Search the data for the word "ARMAS" and copy every line where it occurs.

# start of Material for this task

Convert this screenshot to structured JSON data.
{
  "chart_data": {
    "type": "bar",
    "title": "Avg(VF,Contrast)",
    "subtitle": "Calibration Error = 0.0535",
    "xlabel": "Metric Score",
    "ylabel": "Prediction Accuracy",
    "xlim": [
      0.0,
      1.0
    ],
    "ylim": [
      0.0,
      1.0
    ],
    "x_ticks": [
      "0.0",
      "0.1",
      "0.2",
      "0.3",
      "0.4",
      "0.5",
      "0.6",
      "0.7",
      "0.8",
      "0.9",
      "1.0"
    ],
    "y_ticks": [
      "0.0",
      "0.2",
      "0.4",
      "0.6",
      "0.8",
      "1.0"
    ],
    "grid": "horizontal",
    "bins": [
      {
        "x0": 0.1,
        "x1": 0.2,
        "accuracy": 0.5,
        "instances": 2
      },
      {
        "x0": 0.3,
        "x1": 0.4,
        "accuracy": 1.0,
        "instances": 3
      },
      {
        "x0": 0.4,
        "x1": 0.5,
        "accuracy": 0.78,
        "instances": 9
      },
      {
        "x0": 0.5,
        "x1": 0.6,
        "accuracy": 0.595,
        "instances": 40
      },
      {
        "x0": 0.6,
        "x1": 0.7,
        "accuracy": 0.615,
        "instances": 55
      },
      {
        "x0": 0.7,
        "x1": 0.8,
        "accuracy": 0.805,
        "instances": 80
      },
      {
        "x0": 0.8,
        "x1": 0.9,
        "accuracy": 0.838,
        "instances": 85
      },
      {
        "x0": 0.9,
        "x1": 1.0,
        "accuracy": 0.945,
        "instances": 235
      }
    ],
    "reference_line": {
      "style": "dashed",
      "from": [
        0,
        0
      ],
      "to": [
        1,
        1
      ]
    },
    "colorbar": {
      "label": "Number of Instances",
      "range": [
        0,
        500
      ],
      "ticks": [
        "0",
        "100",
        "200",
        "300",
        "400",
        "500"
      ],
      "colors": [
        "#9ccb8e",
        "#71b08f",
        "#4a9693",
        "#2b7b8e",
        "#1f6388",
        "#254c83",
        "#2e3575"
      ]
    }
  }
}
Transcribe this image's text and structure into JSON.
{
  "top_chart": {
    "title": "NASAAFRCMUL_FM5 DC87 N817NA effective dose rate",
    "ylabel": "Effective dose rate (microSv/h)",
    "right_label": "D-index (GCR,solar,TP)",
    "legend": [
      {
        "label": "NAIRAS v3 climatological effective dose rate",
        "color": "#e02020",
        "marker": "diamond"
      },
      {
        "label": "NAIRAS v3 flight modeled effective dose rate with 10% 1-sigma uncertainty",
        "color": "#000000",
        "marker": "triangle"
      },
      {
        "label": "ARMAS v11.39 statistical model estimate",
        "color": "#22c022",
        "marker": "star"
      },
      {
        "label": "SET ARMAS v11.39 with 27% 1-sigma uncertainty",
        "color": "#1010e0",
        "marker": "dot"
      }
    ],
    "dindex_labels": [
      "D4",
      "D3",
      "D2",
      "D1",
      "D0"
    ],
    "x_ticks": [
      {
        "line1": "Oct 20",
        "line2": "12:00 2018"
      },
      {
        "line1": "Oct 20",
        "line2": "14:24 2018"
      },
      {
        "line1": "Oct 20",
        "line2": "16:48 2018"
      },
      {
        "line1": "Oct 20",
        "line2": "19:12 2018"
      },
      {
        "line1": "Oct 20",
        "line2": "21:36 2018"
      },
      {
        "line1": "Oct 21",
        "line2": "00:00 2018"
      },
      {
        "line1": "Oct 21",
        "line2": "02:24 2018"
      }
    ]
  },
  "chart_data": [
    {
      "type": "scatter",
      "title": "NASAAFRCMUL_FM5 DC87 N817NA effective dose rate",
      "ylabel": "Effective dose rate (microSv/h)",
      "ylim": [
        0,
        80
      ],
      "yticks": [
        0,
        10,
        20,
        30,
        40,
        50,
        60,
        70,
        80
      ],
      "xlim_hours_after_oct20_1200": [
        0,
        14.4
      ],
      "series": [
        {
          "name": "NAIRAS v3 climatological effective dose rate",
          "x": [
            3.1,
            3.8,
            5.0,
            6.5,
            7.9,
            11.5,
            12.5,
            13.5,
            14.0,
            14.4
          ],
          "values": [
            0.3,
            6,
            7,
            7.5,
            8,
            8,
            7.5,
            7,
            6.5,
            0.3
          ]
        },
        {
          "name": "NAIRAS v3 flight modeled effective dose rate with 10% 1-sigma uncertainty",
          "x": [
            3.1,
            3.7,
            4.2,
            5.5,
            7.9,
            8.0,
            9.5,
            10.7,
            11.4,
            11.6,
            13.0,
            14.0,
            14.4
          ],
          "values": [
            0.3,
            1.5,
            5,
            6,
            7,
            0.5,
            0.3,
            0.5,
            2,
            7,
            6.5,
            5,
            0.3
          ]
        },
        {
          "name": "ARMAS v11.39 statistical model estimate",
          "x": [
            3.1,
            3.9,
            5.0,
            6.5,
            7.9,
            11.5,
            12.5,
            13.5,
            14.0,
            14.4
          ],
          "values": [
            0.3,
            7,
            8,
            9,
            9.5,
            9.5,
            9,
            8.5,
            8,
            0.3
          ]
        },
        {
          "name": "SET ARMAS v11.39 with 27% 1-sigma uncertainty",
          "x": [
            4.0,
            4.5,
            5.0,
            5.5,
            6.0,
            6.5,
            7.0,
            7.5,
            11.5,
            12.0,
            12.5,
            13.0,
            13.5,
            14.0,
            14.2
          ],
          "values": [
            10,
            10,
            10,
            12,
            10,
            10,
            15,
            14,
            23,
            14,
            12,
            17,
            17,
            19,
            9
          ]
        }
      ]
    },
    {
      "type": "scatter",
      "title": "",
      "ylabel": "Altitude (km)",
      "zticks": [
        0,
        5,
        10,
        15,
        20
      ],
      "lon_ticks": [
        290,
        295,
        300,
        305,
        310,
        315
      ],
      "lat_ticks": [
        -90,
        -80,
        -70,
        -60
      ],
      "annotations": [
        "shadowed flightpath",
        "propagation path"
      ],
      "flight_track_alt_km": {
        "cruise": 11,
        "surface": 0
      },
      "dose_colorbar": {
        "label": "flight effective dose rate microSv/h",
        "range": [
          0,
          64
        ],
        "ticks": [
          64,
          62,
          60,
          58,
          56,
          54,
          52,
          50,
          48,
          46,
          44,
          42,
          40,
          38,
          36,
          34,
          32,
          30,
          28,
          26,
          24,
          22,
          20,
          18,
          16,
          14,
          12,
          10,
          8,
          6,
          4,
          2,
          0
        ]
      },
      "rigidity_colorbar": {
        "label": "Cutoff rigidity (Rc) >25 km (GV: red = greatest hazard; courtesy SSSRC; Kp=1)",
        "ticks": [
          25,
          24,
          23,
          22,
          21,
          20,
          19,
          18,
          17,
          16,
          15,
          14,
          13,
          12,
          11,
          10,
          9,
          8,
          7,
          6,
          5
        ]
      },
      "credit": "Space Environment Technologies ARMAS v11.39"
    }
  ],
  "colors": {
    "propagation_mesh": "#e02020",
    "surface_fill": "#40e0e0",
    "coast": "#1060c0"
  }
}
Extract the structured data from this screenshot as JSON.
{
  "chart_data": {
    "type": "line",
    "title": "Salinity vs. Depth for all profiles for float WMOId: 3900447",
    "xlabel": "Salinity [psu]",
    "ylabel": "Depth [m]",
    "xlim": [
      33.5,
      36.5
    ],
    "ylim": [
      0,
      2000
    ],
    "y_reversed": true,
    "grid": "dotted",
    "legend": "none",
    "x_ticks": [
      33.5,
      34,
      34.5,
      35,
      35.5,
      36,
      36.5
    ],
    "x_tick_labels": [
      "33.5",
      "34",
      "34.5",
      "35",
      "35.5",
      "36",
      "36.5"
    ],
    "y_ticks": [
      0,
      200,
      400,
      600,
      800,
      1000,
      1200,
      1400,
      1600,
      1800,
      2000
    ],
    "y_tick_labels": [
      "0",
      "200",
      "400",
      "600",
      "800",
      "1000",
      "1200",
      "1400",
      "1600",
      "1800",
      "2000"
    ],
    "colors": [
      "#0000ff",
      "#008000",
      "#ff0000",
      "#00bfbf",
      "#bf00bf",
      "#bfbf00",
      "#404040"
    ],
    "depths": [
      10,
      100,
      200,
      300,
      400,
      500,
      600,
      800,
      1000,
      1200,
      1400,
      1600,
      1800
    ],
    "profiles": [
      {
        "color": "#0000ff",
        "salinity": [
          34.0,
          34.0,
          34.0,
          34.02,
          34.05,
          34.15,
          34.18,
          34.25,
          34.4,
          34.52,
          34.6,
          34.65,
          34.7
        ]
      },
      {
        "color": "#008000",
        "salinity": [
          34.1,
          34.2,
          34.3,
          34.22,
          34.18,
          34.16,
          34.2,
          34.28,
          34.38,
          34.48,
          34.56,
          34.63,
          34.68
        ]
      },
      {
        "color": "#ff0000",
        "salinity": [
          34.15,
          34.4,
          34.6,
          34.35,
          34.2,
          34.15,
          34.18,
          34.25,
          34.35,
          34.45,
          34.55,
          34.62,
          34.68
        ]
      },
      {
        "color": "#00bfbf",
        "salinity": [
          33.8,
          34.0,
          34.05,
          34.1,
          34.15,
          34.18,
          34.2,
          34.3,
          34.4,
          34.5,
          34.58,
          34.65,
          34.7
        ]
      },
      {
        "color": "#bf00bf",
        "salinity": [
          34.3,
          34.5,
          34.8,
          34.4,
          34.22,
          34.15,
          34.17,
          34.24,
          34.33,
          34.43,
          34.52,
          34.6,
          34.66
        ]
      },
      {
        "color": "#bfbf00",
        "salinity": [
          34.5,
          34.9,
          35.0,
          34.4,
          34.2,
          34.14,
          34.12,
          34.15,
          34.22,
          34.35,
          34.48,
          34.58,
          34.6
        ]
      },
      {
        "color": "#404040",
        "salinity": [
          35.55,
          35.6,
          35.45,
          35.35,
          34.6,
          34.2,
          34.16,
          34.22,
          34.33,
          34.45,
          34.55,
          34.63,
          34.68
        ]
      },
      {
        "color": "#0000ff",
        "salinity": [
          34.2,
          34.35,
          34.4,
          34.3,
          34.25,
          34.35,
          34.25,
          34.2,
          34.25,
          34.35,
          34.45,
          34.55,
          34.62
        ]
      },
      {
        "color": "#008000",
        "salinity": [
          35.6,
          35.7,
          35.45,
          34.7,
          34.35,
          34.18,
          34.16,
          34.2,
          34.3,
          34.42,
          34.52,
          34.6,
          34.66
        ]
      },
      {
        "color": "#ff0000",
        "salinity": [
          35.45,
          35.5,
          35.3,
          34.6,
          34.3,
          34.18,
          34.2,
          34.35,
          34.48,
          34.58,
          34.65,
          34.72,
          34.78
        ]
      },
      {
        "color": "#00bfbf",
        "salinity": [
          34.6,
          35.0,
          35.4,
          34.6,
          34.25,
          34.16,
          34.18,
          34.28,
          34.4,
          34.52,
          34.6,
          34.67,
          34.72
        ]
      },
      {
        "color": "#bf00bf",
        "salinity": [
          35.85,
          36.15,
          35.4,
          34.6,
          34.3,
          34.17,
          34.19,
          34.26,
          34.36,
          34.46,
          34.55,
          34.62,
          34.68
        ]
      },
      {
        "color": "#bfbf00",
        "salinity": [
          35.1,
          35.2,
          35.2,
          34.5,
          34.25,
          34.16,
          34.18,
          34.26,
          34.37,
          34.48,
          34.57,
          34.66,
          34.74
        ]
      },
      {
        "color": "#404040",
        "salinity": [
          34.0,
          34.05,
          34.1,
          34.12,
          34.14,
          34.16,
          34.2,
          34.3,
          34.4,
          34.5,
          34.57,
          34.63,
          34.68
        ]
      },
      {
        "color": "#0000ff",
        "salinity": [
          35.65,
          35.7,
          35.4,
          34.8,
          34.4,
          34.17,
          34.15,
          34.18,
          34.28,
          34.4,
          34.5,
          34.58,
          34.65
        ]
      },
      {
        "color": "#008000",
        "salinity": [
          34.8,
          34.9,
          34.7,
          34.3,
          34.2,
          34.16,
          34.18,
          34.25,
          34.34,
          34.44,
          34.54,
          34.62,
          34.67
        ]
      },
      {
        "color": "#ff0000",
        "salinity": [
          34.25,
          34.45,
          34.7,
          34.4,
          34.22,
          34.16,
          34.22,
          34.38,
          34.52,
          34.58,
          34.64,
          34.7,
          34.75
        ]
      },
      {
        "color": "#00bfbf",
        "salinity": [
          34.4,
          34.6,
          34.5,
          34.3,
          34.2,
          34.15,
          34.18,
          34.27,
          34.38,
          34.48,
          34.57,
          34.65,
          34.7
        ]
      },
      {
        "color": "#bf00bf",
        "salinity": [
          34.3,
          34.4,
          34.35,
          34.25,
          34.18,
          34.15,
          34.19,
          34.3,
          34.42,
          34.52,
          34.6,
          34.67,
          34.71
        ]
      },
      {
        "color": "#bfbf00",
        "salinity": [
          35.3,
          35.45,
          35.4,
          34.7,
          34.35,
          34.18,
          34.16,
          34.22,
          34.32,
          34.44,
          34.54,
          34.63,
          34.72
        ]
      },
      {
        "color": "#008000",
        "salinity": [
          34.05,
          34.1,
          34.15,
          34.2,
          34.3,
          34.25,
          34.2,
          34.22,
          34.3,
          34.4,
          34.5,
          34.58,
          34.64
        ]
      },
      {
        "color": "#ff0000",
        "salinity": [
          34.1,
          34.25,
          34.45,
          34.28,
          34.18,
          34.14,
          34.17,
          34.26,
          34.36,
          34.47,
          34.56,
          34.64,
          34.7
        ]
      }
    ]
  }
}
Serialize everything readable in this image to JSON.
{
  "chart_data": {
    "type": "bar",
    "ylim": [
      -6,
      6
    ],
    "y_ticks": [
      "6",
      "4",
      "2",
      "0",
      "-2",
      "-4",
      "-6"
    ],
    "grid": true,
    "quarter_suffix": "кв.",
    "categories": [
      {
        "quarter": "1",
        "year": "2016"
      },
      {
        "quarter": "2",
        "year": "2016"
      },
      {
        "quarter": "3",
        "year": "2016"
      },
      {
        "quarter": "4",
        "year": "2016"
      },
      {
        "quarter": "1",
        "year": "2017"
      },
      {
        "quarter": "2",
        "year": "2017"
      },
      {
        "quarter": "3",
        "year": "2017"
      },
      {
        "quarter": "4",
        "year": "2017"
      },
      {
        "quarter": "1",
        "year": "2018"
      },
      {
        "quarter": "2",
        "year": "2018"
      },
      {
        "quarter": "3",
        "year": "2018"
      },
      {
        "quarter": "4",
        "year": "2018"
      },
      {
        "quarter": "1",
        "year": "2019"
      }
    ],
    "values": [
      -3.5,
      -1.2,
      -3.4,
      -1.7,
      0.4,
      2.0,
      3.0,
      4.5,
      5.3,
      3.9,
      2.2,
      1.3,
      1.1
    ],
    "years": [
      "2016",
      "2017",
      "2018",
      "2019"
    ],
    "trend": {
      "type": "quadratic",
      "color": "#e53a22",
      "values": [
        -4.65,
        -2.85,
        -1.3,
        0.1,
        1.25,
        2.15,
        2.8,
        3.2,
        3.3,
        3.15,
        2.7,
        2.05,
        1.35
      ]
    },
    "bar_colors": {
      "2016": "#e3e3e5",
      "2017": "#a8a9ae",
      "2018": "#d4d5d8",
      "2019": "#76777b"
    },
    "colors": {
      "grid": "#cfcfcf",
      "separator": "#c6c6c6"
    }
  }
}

# end of Material for this task

=== Response to the task ===
        "label": "ARMAS v11.39 statistical model estimate",
        "label": "SET ARMAS v11.39 with 27% 1-sigma uncertainty",
          "name": "ARMAS v11.39 statistical model estimate",
          "name": "SET ARMAS v11.39 with 27% 1-sigma uncertainty",
      "credit": "Space Environment Technologies ARMAS v11.39"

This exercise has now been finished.